The data below should be printed in full, exactly, and without any of its images.

——

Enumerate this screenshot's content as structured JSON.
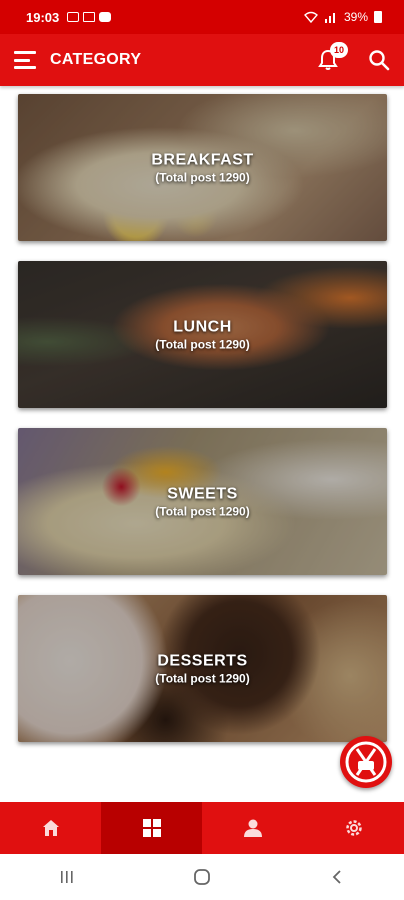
{
  "status_bar": {
    "time": "19:03",
    "battery": "39%"
  },
  "app_bar": {
    "title": "CATEGORY",
    "notification_count": "10"
  },
  "categories": [
    {
      "title": "BREAKFAST",
      "count_text": "(Total post 1290)"
    },
    {
      "title": "LUNCH",
      "count_text": "(Total post 1290)"
    },
    {
      "title": "SWEETS",
      "count_text": "(Total post 1290)"
    },
    {
      "title": "DESSERTS",
      "count_text": "(Total post 1290)"
    }
  ],
  "bottom_nav": [
    {
      "icon": "home-icon",
      "active": false
    },
    {
      "icon": "grid-icon",
      "active": true
    },
    {
      "icon": "profile-icon",
      "active": false
    },
    {
      "icon": "settings-icon",
      "active": false
    }
  ],
  "colors": {
    "primary": "#e01010",
    "status_bar": "#d40000",
    "nav_active": "#b80000"
  }
}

——

◆ **REPLY TO THE TASK**
Enumerate this screenshot's content as structured JSON.
{
  "status_bar": {
    "time": "19:03",
    "battery": "39%"
  },
  "app_bar": {
    "title": "CATEGORY",
    "notification_count": "10"
  },
  "categories": [
    {
      "title": "BREAKFAST",
      "count_text": "(Total post 1290)"
    },
    {
      "title": "LUNCH",
      "count_text": "(Total post 1290)"
    },
    {
      "title": "SWEETS",
      "count_text": "(Total post 1290)"
    },
    {
      "title": "DESSERTS",
      "count_text": "(Total post 1290)"
    }
  ],
  "bottom_nav": [
    {
      "icon": "home-icon",
      "active": false
    },
    {
      "icon": "grid-icon",
      "active": true
    },
    {
      "icon": "profile-icon",
      "active": false
    },
    {
      "icon": "settings-icon",
      "active": false
    }
  ],
  "colors": {
    "primary": "#e01010",
    "status_bar": "#d40000",
    "nav_active": "#b80000"
  }
}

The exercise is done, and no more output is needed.